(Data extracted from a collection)
:::

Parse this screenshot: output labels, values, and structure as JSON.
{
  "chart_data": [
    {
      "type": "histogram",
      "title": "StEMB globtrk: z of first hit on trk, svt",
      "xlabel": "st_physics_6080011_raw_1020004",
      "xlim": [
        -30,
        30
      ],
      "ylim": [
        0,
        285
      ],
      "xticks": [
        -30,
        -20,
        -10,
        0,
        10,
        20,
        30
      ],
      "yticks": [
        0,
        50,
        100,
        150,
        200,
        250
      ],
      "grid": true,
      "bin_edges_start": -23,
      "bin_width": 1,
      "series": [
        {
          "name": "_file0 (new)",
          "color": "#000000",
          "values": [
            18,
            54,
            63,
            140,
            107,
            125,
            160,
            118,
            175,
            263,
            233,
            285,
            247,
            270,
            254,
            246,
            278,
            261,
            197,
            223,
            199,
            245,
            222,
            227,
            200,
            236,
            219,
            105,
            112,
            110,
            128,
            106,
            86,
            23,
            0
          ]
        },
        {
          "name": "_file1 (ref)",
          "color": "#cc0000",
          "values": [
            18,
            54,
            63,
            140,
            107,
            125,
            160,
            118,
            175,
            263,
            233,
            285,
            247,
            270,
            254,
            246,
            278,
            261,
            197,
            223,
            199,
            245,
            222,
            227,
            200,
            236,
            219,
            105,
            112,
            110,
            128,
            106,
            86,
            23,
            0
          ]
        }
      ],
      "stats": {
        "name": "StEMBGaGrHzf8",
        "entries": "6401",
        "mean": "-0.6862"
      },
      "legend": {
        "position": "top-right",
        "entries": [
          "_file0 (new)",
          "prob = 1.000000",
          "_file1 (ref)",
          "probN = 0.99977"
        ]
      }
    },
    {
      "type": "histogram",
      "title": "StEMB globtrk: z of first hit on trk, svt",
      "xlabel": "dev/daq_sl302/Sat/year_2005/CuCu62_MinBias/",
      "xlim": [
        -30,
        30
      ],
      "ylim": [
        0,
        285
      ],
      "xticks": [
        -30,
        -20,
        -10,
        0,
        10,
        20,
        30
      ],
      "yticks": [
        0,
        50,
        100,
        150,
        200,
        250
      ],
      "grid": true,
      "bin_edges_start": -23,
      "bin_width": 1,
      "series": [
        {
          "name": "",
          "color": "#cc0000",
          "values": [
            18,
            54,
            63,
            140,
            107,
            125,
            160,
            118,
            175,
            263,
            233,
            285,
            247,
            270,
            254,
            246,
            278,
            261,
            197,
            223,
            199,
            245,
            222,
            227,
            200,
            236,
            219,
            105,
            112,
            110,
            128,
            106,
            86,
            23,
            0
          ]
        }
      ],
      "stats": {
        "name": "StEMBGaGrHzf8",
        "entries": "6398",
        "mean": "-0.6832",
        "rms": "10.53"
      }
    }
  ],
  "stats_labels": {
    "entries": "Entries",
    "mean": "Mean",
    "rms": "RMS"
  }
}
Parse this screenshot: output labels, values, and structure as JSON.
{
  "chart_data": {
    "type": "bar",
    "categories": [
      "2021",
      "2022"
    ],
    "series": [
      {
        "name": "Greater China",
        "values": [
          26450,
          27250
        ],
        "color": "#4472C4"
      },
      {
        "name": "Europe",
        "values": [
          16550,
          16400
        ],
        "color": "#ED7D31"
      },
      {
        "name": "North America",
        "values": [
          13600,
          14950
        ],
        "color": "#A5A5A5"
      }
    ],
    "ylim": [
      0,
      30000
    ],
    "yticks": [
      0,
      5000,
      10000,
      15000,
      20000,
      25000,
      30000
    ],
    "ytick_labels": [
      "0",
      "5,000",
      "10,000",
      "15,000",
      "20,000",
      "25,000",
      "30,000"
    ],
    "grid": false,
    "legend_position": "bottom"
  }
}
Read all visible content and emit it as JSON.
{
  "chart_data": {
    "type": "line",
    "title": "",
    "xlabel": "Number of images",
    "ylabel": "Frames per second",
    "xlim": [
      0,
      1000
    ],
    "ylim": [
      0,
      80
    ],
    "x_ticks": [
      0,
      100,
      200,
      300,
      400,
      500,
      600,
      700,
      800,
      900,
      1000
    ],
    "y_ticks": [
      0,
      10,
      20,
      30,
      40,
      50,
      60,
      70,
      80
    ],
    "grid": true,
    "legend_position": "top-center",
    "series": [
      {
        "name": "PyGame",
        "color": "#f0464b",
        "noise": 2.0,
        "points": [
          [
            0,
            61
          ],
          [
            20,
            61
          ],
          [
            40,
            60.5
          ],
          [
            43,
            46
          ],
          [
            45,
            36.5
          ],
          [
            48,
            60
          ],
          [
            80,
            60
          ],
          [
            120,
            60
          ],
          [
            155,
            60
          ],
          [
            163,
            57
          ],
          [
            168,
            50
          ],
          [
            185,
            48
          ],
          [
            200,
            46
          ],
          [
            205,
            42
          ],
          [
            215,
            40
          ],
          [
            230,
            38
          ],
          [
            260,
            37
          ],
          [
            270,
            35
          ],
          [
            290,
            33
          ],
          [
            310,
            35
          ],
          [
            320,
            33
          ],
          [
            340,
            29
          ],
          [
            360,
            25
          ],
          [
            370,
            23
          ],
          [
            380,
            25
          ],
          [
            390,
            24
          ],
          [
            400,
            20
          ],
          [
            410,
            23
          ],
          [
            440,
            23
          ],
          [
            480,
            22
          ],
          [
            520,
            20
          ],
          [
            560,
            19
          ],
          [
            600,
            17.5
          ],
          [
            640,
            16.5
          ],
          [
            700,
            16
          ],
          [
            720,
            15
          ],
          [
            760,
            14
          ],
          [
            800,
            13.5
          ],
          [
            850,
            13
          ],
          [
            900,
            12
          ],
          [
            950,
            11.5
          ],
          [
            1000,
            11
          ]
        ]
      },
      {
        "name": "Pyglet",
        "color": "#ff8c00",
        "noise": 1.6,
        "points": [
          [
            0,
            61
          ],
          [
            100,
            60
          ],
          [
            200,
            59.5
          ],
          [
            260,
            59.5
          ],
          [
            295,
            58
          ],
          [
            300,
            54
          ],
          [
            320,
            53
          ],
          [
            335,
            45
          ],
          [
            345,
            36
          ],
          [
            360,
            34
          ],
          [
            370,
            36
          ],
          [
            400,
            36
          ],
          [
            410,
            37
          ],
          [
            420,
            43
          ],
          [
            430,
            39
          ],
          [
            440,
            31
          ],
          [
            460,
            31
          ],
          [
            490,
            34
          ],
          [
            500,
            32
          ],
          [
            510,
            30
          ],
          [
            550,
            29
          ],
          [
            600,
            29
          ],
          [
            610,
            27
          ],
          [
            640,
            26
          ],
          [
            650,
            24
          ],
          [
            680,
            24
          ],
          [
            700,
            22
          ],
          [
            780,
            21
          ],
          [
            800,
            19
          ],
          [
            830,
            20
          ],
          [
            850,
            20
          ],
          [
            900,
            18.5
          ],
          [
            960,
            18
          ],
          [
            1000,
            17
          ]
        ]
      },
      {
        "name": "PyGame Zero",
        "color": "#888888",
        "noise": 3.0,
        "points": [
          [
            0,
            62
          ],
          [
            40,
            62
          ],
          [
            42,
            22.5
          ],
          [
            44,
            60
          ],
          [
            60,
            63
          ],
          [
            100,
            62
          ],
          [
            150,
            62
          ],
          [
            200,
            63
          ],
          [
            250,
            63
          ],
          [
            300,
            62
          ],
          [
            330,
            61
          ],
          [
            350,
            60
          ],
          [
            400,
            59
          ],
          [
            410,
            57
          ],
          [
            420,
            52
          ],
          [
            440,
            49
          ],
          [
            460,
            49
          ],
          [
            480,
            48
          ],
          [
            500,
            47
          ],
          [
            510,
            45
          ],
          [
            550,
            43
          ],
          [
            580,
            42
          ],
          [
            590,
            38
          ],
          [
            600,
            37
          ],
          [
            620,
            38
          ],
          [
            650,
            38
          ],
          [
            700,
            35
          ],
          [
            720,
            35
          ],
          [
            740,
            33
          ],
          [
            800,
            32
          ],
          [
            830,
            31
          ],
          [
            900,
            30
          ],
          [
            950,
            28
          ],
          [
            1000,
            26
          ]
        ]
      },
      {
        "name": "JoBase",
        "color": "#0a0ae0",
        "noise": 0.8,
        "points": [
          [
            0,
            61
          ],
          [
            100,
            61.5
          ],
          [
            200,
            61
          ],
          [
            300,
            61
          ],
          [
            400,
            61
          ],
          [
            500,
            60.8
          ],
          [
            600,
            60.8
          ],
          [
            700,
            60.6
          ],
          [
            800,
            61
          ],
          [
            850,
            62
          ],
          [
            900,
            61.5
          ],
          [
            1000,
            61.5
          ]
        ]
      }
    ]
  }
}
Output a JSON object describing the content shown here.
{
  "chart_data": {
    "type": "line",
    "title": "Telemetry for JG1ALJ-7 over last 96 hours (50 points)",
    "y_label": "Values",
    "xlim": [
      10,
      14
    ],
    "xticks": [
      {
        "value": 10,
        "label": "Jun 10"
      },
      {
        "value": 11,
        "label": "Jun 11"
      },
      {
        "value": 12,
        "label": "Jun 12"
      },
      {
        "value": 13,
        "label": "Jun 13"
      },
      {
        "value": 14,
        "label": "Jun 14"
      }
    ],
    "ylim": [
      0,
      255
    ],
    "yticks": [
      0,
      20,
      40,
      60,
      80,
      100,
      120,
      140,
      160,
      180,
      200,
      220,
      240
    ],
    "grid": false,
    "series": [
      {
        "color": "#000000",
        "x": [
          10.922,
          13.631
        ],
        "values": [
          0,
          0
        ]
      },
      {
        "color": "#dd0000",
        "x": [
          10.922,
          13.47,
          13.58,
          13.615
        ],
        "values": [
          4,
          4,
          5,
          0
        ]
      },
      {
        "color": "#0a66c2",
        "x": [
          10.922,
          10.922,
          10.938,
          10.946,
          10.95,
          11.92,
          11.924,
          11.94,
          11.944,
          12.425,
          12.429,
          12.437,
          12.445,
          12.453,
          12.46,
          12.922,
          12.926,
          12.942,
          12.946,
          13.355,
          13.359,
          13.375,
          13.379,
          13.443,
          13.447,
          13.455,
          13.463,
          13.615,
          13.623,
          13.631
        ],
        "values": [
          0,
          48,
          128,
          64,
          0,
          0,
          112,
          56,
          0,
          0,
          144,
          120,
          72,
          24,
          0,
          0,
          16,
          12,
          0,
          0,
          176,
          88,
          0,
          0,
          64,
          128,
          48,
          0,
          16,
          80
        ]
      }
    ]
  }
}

:::

WHAT YOU NEED TO DO.
Locate the string "title" in the listing above and copy every line where it occurs.

ANSWER BELOW.
      "title": "StEMB globtrk: z of first hit on trk, svt",
      "title": "StEMB globtrk: z of first hit on trk, svt",
    "title": "",
    "title": "Telemetry for JG1ALJ-7 over last 96 hours (50 points)",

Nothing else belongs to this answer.